**Written exercise:**
Say how many lines include the word "panel", using only a number.

☆ ☆ ☆ ☆ ☆ ☆ ☆

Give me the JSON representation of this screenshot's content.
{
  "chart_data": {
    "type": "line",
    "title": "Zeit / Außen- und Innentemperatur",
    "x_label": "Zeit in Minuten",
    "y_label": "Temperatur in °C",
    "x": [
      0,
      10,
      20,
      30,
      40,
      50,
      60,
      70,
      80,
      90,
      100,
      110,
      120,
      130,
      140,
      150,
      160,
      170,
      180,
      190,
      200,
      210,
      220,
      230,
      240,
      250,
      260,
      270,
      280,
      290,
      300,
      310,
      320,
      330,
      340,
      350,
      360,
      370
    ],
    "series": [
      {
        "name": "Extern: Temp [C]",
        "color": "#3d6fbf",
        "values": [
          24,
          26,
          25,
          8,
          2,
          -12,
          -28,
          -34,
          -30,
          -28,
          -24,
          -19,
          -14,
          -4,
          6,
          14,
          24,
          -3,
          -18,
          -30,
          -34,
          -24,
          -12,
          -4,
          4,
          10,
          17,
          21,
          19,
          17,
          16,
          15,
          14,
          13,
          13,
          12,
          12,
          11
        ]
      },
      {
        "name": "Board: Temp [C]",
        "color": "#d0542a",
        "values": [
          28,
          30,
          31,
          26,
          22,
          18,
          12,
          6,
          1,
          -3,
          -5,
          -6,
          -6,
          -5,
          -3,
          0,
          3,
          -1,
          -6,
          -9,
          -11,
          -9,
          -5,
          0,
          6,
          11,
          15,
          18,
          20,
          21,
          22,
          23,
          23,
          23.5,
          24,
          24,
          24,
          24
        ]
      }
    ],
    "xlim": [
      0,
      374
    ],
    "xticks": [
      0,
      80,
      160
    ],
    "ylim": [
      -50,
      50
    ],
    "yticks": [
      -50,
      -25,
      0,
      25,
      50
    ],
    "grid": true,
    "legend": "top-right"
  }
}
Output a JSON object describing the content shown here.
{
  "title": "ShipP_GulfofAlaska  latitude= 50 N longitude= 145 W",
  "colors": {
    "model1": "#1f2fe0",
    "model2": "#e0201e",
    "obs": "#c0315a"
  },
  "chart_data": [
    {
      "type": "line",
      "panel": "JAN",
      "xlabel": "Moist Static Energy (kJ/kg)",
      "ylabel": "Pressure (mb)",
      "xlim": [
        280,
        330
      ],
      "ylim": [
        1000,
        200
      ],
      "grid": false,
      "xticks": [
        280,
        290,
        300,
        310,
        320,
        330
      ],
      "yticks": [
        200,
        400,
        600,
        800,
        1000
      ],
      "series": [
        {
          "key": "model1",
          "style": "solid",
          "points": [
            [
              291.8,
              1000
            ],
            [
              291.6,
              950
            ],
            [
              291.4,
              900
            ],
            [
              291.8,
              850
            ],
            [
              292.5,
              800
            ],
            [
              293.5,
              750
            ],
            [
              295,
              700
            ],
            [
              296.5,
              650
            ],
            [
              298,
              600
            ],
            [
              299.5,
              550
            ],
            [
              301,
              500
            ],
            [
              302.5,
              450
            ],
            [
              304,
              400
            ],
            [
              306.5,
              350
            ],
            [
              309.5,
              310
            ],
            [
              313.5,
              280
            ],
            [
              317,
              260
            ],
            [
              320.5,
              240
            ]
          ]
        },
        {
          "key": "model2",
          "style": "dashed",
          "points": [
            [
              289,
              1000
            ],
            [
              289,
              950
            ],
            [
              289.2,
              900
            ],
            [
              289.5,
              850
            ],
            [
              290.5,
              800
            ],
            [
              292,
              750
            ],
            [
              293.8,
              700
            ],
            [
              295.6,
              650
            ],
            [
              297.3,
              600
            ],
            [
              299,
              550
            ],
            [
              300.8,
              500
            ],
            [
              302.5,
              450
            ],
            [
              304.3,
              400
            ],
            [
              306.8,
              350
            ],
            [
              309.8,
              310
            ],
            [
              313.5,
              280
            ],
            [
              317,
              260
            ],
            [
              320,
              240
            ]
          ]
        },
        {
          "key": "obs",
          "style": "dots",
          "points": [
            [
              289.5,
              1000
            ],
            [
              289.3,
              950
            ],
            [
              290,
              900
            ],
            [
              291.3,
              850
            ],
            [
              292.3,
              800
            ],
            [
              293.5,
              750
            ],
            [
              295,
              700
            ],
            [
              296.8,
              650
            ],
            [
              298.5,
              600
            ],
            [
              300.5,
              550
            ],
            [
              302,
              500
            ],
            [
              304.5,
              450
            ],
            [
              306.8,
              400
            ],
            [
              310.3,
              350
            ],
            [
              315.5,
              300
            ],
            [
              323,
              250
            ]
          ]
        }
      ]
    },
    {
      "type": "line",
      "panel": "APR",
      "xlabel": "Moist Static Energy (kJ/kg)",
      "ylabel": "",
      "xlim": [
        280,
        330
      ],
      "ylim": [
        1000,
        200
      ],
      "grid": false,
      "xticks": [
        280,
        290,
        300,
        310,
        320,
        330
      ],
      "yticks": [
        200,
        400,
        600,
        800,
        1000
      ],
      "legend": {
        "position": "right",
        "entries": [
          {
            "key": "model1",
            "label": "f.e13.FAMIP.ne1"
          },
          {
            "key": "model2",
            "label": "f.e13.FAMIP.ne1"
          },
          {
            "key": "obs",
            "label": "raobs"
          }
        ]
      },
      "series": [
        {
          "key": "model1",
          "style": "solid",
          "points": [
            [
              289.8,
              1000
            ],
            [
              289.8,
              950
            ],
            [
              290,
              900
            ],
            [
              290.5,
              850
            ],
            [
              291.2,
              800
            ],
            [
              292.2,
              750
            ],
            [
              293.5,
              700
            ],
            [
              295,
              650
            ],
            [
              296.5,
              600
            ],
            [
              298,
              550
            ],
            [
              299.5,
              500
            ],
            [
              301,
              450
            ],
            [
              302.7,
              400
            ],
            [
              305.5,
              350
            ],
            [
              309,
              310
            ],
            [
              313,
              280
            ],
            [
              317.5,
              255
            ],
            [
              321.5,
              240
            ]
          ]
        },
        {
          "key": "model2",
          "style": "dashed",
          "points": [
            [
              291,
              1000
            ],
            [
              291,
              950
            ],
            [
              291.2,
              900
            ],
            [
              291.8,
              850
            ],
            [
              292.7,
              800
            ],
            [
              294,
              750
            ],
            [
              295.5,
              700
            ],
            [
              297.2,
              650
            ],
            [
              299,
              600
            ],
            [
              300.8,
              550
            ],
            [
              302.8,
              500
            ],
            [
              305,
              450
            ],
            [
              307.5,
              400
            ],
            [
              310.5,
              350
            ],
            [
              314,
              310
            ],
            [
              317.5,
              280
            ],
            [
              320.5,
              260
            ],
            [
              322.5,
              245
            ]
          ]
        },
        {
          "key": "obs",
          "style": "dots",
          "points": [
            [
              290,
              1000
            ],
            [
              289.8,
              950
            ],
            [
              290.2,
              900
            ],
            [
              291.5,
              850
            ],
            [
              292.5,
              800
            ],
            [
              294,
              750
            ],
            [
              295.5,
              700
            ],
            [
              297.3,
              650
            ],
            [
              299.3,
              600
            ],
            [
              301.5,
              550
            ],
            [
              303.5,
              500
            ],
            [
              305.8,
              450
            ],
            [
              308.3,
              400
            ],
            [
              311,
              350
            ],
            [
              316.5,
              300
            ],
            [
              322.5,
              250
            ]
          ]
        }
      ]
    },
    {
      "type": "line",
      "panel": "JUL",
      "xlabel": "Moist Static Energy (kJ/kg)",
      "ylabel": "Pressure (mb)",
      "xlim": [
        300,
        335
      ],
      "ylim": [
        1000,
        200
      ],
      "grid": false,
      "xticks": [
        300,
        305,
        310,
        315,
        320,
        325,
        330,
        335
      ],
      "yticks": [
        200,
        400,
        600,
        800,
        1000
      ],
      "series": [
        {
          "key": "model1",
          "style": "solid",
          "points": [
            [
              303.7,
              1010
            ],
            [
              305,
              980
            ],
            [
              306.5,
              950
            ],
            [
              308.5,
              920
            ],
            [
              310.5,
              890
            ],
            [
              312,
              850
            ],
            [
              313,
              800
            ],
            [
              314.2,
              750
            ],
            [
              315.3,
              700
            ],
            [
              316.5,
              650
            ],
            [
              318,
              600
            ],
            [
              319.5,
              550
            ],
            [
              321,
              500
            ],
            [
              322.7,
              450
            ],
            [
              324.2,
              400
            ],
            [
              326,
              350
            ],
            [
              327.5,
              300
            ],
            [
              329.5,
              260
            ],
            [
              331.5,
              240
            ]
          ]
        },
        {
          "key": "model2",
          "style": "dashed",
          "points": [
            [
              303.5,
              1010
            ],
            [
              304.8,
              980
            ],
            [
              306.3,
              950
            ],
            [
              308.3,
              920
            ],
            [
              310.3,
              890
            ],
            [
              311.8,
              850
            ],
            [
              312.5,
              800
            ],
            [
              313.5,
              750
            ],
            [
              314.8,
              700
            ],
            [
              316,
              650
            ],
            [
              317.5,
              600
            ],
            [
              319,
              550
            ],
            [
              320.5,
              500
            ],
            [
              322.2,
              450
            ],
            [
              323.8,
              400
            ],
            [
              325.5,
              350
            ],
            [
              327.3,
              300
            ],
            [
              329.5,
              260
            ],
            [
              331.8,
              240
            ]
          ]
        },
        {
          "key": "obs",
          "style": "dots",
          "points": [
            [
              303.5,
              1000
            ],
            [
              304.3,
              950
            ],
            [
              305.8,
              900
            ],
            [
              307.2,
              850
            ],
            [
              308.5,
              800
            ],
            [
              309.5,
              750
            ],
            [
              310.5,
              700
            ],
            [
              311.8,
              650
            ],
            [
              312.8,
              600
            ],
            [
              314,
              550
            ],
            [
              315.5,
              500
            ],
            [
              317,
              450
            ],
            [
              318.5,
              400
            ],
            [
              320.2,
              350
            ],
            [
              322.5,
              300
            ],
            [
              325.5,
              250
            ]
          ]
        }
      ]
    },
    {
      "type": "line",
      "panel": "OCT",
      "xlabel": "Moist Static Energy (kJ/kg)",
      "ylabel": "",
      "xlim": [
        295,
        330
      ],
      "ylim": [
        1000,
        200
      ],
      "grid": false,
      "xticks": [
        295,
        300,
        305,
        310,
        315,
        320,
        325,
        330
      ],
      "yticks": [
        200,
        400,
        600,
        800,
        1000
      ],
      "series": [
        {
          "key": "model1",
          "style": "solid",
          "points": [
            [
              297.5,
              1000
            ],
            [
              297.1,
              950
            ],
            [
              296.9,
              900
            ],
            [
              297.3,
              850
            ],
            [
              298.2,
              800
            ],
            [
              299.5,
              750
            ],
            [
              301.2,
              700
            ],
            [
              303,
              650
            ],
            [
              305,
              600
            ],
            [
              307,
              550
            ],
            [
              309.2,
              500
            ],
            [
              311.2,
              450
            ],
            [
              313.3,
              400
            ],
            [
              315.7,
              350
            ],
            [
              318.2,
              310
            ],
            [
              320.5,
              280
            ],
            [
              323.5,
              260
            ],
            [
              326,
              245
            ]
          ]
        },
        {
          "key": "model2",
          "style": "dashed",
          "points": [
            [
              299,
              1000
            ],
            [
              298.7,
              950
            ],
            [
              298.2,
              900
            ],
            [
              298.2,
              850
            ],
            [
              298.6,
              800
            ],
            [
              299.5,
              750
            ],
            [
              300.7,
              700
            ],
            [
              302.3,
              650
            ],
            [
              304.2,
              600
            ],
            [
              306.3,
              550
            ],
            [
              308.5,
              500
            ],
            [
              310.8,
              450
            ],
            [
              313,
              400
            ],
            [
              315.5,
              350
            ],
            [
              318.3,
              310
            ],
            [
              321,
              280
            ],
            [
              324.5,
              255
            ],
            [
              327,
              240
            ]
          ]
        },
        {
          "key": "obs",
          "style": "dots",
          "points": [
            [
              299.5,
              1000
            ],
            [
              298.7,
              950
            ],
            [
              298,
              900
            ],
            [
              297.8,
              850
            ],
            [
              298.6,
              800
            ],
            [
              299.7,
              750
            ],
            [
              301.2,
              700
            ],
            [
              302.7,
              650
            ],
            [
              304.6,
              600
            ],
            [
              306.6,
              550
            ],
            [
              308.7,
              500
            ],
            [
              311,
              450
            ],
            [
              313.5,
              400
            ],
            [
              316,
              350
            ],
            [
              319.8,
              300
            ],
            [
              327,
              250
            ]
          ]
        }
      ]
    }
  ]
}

☆ ☆ ☆ ☆ ☆ ☆ ☆

**Correct response:**
4